### TASK
Copy out every line of the listing below word for word.

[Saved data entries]
------

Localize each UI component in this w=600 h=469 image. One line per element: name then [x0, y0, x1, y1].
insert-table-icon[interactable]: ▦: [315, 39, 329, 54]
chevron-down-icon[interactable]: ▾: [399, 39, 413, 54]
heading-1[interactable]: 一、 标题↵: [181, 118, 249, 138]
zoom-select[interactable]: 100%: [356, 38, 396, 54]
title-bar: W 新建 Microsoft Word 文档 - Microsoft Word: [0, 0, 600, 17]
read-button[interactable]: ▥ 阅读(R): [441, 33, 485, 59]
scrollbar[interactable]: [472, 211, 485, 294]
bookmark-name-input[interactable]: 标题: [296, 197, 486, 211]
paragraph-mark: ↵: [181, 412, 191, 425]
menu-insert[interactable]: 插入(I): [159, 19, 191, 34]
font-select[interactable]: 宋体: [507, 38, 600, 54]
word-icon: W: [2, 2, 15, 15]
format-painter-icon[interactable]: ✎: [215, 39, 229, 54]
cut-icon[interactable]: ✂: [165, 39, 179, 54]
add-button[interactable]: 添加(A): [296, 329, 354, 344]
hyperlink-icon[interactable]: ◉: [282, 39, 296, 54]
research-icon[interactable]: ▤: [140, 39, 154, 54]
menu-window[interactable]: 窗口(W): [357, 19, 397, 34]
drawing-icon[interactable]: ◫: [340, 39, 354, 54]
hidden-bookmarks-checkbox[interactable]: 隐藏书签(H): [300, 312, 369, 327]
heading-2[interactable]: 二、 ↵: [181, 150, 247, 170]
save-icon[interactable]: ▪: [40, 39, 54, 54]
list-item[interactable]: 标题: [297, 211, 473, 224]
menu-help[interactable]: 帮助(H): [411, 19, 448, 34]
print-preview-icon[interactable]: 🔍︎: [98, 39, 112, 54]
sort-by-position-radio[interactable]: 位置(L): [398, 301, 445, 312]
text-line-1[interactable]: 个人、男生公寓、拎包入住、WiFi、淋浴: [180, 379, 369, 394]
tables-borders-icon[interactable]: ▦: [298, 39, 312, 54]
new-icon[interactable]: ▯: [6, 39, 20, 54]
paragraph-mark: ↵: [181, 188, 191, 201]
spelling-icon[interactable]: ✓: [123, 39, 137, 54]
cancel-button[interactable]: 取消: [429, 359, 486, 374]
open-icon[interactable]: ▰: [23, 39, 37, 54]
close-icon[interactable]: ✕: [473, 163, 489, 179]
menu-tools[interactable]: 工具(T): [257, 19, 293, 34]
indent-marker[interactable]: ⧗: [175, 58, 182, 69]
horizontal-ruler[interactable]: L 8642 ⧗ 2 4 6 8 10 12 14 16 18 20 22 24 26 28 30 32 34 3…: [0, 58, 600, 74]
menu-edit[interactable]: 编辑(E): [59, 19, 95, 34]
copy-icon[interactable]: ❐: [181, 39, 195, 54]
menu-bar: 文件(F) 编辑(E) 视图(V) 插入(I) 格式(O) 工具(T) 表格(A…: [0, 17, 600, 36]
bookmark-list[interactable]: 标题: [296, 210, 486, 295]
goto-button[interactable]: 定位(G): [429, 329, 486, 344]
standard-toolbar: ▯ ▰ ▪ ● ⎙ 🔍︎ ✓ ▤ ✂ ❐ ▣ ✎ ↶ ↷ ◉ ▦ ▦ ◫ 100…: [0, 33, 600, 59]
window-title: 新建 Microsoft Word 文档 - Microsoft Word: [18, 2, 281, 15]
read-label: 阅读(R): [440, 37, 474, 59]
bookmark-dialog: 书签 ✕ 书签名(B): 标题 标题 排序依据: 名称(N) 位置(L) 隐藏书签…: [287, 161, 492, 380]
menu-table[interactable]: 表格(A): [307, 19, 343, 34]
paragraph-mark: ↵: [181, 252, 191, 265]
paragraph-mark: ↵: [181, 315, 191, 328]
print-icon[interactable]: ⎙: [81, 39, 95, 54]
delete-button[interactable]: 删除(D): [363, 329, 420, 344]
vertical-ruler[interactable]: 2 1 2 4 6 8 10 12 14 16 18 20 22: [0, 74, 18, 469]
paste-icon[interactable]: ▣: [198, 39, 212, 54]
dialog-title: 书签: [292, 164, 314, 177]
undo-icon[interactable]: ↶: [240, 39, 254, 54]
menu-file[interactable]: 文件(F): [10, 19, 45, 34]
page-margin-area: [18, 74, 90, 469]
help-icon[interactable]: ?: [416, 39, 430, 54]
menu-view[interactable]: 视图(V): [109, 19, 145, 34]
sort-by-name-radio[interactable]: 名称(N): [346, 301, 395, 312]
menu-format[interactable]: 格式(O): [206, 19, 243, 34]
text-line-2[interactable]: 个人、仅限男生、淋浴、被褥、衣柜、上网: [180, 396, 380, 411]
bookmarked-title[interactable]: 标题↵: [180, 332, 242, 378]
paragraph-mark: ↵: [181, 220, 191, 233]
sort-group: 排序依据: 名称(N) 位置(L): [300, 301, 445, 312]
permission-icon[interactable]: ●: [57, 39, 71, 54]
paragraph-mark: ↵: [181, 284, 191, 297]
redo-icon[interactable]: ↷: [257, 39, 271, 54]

------

### SOLUTION BELOW
Localize each UI component in this w=600 h=469 image. One line per element: name then [x0, y0, x1, y1].
insert-table-icon[interactable]: ▦: [315, 39, 329, 54]
chevron-down-icon[interactable]: ▾: [399, 39, 413, 54]
heading-1[interactable]: 一、 标题↵: [181, 118, 249, 138]
zoom-select[interactable]: 100%: [356, 38, 396, 54]
title-bar: W 新建 Microsoft Word 文档 - Microsoft Word: [0, 0, 600, 17]
read-button[interactable]: ▥ 阅读(R): [441, 33, 485, 59]
scrollbar[interactable]: [472, 211, 485, 294]
bookmark-name-input[interactable]: 标题: [296, 197, 486, 211]
paragraph-mark: ↵: [181, 412, 191, 425]
menu-insert[interactable]: 插入(I): [159, 19, 191, 34]
font-select[interactable]: 宋体: [507, 38, 600, 54]
word-icon: W: [2, 2, 15, 15]
format-painter-icon[interactable]: ✎: [215, 39, 229, 54]
cut-icon[interactable]: ✂: [165, 39, 179, 54]
add-button[interactable]: 添加(A): [296, 329, 354, 344]
hyperlink-icon[interactable]: ◉: [282, 39, 296, 54]
research-icon[interactable]: ▤: [140, 39, 154, 54]
menu-window[interactable]: 窗口(W): [357, 19, 397, 34]
drawing-icon[interactable]: ◫: [340, 39, 354, 54]
hidden-bookmarks-checkbox[interactable]: 隐藏书签(H): [300, 312, 369, 327]
heading-2[interactable]: 二、 ↵: [181, 150, 247, 170]
save-icon[interactable]: ▪: [40, 39, 54, 54]
list-item[interactable]: 标题: [297, 211, 473, 224]
menu-help[interactable]: 帮助(H): [411, 19, 448, 34]
print-preview-icon[interactable]: 🔍︎: [98, 39, 112, 54]
sort-by-position-radio[interactable]: 位置(L): [398, 301, 445, 312]
text-line-1[interactable]: 个人、男生公寓、拎包入住、WiFi、淋浴: [180, 379, 369, 394]
tables-borders-icon[interactable]: ▦: [298, 39, 312, 54]
new-icon[interactable]: ▯: [6, 39, 20, 54]
paragraph-mark: ↵: [181, 188, 191, 201]
spelling-icon[interactable]: ✓: [123, 39, 137, 54]
cancel-button[interactable]: 取消: [429, 359, 486, 374]
open-icon[interactable]: ▰: [23, 39, 37, 54]
close-icon[interactable]: ✕: [473, 163, 489, 179]
menu-tools[interactable]: 工具(T): [257, 19, 293, 34]
indent-marker[interactable]: ⧗: [175, 58, 182, 69]
horizontal-ruler[interactable]: L 8642 ⧗ 2 4 6 8 10 12 14 16 18 20 22 24 26 28 30 32 34 3…: [0, 58, 600, 74]
menu-edit[interactable]: 编辑(E): [59, 19, 95, 34]
copy-icon[interactable]: ❐: [181, 39, 195, 54]
menu-bar: 文件(F) 编辑(E) 视图(V) 插入(I) 格式(O) 工具(T) 表格(A…: [0, 17, 600, 36]
bookmark-list[interactable]: 标题: [296, 210, 486, 295]
goto-button[interactable]: 定位(G): [429, 329, 486, 344]
standard-toolbar: ▯ ▰ ▪ ● ⎙ 🔍︎ ✓ ▤ ✂ ❐ ▣ ✎ ↶ ↷ ◉ ▦ ▦ ◫ 100…: [0, 33, 600, 59]
window-title: 新建 Microsoft Word 文档 - Microsoft Word: [18, 2, 281, 15]
read-label: 阅读(R): [440, 37, 474, 59]
bookmark-dialog: 书签 ✕ 书签名(B): 标题 标题 排序依据: 名称(N) 位置(L) 隐藏书签…: [287, 161, 492, 380]
menu-table[interactable]: 表格(A): [307, 19, 343, 34]
paragraph-mark: ↵: [181, 252, 191, 265]
paragraph-mark: ↵: [181, 315, 191, 328]
print-icon[interactable]: ⎙: [81, 39, 95, 54]
delete-button[interactable]: 删除(D): [363, 329, 420, 344]
vertical-ruler[interactable]: 2 1 2 4 6 8 10 12 14 16 18 20 22: [0, 74, 18, 469]
paste-icon[interactable]: ▣: [198, 39, 212, 54]
dialog-title: 书签: [292, 164, 314, 177]
undo-icon[interactable]: ↶: [240, 39, 254, 54]
menu-file[interactable]: 文件(F): [10, 19, 45, 34]
page-margin-area: [18, 74, 90, 469]
help-icon[interactable]: ?: [416, 39, 430, 54]
menu-view[interactable]: 视图(V): [109, 19, 145, 34]
sort-by-name-radio[interactable]: 名称(N): [346, 301, 395, 312]
menu-format[interactable]: 格式(O): [206, 19, 243, 34]
text-line-2[interactable]: 个人、仅限男生、淋浴、被褥、衣柜、上网: [180, 396, 380, 411]
bookmarked-title[interactable]: 标题↵: [180, 332, 242, 378]
paragraph-mark: ↵: [181, 220, 191, 233]
sort-group: 排序依据: 名称(N) 位置(L): [300, 301, 445, 312]
permission-icon[interactable]: ●: [57, 39, 71, 54]
paragraph-mark: ↵: [181, 284, 191, 297]
redo-icon[interactable]: ↷: [257, 39, 271, 54]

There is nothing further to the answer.